[Figure record listings]
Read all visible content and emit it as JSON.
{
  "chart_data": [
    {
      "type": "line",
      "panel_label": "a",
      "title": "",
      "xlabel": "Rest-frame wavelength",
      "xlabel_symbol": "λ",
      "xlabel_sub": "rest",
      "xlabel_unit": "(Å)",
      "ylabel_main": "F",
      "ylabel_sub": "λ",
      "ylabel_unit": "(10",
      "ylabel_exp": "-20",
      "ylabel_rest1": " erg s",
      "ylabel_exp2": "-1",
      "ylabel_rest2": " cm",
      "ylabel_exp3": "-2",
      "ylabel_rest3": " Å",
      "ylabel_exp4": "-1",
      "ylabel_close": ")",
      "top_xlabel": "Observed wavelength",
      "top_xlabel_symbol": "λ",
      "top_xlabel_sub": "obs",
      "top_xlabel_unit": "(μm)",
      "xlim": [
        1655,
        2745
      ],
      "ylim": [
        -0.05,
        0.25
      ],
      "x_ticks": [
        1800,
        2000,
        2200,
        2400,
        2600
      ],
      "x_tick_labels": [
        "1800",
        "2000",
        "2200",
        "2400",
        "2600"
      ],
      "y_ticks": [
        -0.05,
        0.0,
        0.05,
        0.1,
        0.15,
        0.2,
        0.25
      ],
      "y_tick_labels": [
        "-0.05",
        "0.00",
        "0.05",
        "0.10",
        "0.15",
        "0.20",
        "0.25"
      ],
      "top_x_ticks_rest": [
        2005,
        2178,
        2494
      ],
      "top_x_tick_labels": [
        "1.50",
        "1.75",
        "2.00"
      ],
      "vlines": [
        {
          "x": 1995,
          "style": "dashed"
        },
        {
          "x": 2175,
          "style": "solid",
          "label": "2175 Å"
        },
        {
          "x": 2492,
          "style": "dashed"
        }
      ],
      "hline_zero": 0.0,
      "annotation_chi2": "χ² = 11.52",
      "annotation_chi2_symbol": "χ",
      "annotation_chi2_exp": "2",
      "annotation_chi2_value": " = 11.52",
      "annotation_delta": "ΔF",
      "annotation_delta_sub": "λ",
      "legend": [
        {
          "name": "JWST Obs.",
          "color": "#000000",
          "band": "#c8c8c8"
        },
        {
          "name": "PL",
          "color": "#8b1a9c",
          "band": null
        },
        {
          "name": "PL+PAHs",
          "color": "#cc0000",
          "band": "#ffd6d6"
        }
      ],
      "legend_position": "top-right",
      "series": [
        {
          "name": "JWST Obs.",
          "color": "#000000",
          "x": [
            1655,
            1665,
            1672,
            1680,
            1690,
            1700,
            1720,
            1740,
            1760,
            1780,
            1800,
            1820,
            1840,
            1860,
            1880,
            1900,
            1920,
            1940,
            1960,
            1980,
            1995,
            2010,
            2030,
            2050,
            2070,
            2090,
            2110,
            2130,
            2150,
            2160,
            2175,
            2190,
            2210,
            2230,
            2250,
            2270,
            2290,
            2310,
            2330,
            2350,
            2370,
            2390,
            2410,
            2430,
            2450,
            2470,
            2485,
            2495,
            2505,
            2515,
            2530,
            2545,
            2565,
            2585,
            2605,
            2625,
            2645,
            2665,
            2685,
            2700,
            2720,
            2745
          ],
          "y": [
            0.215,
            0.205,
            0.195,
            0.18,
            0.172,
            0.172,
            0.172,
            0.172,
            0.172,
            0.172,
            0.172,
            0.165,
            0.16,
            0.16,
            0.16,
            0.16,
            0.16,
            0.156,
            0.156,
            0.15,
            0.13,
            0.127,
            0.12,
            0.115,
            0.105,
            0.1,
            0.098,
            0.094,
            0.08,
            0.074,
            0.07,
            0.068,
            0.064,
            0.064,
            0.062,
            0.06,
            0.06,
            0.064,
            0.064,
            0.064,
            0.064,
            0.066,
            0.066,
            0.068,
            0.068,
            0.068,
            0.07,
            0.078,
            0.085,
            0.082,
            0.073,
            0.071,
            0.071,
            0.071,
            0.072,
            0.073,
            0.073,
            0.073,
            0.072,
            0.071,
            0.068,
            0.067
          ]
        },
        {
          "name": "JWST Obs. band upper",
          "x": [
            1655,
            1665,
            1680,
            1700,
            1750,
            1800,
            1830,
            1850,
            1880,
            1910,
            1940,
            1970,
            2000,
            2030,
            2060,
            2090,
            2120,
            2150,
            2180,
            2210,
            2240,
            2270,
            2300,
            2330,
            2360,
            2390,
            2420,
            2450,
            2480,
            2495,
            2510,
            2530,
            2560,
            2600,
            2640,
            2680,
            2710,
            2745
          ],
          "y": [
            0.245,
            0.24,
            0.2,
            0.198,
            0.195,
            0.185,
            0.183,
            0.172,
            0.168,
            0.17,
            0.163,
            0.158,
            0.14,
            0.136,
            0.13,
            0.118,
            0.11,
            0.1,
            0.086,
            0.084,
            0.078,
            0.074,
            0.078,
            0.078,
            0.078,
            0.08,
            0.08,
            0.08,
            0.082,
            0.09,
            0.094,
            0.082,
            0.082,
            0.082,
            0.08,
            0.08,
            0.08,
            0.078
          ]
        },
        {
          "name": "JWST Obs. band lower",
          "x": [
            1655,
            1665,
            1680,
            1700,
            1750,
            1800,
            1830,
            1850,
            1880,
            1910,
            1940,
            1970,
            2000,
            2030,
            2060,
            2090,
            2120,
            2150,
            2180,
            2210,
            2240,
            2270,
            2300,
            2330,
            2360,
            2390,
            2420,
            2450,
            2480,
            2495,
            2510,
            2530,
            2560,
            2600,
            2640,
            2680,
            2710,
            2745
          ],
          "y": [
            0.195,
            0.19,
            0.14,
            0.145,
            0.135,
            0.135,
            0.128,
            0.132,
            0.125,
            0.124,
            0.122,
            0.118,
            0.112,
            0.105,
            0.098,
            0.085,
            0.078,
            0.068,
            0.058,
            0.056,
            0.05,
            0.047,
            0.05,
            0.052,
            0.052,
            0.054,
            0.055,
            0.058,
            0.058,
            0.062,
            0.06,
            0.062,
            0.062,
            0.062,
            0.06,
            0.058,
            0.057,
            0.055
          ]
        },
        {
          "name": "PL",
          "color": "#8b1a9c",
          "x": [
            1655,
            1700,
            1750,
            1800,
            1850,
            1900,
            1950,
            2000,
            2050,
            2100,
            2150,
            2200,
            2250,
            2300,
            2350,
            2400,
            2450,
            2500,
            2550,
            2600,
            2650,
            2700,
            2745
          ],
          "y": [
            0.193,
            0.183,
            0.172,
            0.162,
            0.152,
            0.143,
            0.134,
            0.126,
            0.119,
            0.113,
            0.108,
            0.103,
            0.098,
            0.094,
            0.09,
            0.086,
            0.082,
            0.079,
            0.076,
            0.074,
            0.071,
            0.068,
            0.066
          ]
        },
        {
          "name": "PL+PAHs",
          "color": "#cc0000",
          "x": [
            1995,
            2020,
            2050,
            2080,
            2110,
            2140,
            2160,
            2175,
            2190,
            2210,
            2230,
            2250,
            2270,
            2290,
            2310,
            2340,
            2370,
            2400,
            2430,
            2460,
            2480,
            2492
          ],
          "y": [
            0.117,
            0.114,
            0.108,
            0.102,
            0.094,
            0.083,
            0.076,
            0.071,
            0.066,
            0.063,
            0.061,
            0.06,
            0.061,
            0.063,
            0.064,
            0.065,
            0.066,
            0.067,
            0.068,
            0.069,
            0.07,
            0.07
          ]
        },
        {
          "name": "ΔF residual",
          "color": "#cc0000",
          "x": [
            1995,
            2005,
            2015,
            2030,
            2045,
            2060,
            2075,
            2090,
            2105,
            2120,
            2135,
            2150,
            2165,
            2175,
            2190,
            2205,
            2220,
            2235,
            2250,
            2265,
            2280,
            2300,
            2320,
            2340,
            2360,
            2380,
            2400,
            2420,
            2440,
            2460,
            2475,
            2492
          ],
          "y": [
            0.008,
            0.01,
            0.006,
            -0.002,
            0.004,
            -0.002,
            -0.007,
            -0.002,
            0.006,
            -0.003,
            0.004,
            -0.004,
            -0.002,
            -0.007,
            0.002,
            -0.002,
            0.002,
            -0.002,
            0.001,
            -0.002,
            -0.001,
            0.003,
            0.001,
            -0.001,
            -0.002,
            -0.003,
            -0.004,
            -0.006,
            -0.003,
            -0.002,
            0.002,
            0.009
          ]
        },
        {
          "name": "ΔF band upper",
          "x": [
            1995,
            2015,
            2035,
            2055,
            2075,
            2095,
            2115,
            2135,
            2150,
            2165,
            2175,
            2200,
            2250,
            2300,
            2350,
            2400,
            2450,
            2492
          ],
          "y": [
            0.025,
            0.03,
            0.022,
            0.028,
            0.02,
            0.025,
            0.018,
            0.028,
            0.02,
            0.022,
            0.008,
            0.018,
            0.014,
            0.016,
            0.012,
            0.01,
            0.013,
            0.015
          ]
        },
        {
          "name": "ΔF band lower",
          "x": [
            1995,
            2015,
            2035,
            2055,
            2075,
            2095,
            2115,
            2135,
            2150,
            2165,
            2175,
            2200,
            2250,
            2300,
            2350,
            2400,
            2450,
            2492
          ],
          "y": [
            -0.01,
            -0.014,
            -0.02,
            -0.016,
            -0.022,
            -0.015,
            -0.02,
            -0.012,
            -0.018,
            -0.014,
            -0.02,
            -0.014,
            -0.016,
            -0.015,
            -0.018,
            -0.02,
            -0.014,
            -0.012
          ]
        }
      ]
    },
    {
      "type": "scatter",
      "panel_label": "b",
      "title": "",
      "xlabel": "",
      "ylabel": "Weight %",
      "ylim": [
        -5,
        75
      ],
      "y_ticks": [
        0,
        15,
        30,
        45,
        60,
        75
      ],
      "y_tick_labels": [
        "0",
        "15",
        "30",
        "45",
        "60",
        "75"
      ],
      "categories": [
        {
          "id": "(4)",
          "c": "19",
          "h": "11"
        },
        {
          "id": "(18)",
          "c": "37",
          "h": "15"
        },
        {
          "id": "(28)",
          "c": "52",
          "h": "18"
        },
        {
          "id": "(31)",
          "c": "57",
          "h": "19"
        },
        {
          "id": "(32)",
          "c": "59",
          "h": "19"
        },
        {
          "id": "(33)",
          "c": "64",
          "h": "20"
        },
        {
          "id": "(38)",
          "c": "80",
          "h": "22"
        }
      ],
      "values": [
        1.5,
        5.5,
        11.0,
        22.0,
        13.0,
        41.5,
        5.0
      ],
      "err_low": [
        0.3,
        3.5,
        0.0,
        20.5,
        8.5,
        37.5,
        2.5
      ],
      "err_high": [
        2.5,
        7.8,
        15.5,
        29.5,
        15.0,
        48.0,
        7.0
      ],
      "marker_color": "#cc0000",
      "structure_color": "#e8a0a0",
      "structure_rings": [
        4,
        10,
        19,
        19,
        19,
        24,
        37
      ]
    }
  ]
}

Exercise:
Count the lines of the data that contain the string "lower", and reply with that number alone.

Complete output:
2